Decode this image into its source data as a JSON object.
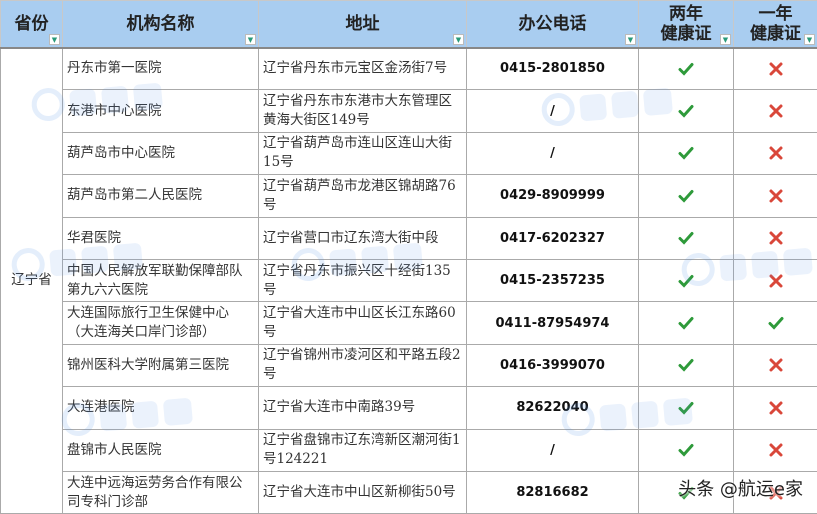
{
  "headers": [
    "省份",
    "机构名称",
    "地址",
    "办公电话",
    "两年\n健康证",
    "一年\n健康证"
  ],
  "province": "辽宁省",
  "rows": [
    {
      "name": "丹东市第一医院",
      "addr": "辽宁省丹东市元宝区金汤街7号",
      "tel": "0415-2801850",
      "two": "yes",
      "one": "no"
    },
    {
      "name": "东港市中心医院",
      "addr": "辽宁省丹东市东港市大东管理区黄海大街区149号",
      "tel": "/",
      "two": "yes",
      "one": "no"
    },
    {
      "name": "葫芦岛市中心医院",
      "addr": "辽宁省葫芦岛市连山区连山大街15号",
      "tel": "/",
      "two": "yes",
      "one": "no"
    },
    {
      "name": "葫芦岛市第二人民医院",
      "addr": "辽宁省葫芦岛市龙港区锦胡路76号",
      "tel": "0429-8909999",
      "two": "yes",
      "one": "no"
    },
    {
      "name": "华君医院",
      "addr": "辽宁省营口市辽东湾大街中段",
      "tel": "0417-6202327",
      "two": "yes",
      "one": "no"
    },
    {
      "name": "中国人民解放军联勤保障部队第九六六医院",
      "addr": "辽宁省丹东市振兴区十经街135号",
      "tel": "0415-2357235",
      "two": "yes",
      "one": "no"
    },
    {
      "name": "大连国际旅行卫生保健中心（大连海关口岸门诊部）",
      "addr": "辽宁省大连市中山区长江东路60号",
      "tel": "0411-87954974",
      "two": "yes",
      "one": "yes"
    },
    {
      "name": "锦州医科大学附属第三医院",
      "addr": "辽宁省锦州市凌河区和平路五段2号",
      "tel": "0416-3999070",
      "two": "yes",
      "one": "no"
    },
    {
      "name": "大连港医院",
      "addr": "辽宁省大连市中南路39号",
      "tel": "82622040",
      "two": "yes",
      "one": "no"
    },
    {
      "name": "盘锦市人民医院",
      "addr": "辽宁省盘锦市辽东湾新区潮河街1号124221",
      "tel": "/",
      "two": "yes",
      "one": "no"
    },
    {
      "name": "大连中远海运劳务合作有限公司专科门诊部",
      "addr": "辽宁省大连市中山区新柳街50号",
      "tel": "82816682",
      "two": "yes",
      "one": "no"
    }
  ],
  "icons": {
    "yes": "check-icon",
    "no": "cross-icon"
  },
  "colors": {
    "header": "#a9cdf0",
    "check": "#2e9a3a",
    "cross": "#d9473a"
  },
  "watermark": "航运e家",
  "credit": "头条 @航运e家"
}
##########
- _PROBLEM TO SOLVE_
Leaving the pictures aside, transcribe the entire listing exactly.

- _THE RESPONSE_
Decode this image into its source data as a JSON object.
{
  "headers": [
    "省份",
    "机构名称",
    "地址",
    "办公电话",
    "两年\n健康证",
    "一年\n健康证"
  ],
  "province": "辽宁省",
  "rows": [
    {
      "name": "丹东市第一医院",
      "addr": "辽宁省丹东市元宝区金汤街7号",
      "tel": "0415-2801850",
      "two": "yes",
      "one": "no"
    },
    {
      "name": "东港市中心医院",
      "addr": "辽宁省丹东市东港市大东管理区黄海大街区149号",
      "tel": "/",
      "two": "yes",
      "one": "no"
    },
    {
      "name": "葫芦岛市中心医院",
      "addr": "辽宁省葫芦岛市连山区连山大街15号",
      "tel": "/",
      "two": "yes",
      "one": "no"
    },
    {
      "name": "葫芦岛市第二人民医院",
      "addr": "辽宁省葫芦岛市龙港区锦胡路76号",
      "tel": "0429-8909999",
      "two": "yes",
      "one": "no"
    },
    {
      "name": "华君医院",
      "addr": "辽宁省营口市辽东湾大街中段",
      "tel": "0417-6202327",
      "two": "yes",
      "one": "no"
    },
    {
      "name": "中国人民解放军联勤保障部队第九六六医院",
      "addr": "辽宁省丹东市振兴区十经街135号",
      "tel": "0415-2357235",
      "two": "yes",
      "one": "no"
    },
    {
      "name": "大连国际旅行卫生保健中心（大连海关口岸门诊部）",
      "addr": "辽宁省大连市中山区长江东路60号",
      "tel": "0411-87954974",
      "two": "yes",
      "one": "yes"
    },
    {
      "name": "锦州医科大学附属第三医院",
      "addr": "辽宁省锦州市凌河区和平路五段2号",
      "tel": "0416-3999070",
      "two": "yes",
      "one": "no"
    },
    {
      "name": "大连港医院",
      "addr": "辽宁省大连市中南路39号",
      "tel": "82622040",
      "two": "yes",
      "one": "no"
    },
    {
      "name": "盘锦市人民医院",
      "addr": "辽宁省盘锦市辽东湾新区潮河街1号124221",
      "tel": "/",
      "two": "yes",
      "one": "no"
    },
    {
      "name": "大连中远海运劳务合作有限公司专科门诊部",
      "addr": "辽宁省大连市中山区新柳街50号",
      "tel": "82816682",
      "two": "yes",
      "one": "no"
    }
  ],
  "icons": {
    "yes": "check-icon",
    "no": "cross-icon"
  },
  "colors": {
    "header": "#a9cdf0",
    "check": "#2e9a3a",
    "cross": "#d9473a"
  },
  "watermark": "航运e家",
  "credit": "头条 @航运e家"
}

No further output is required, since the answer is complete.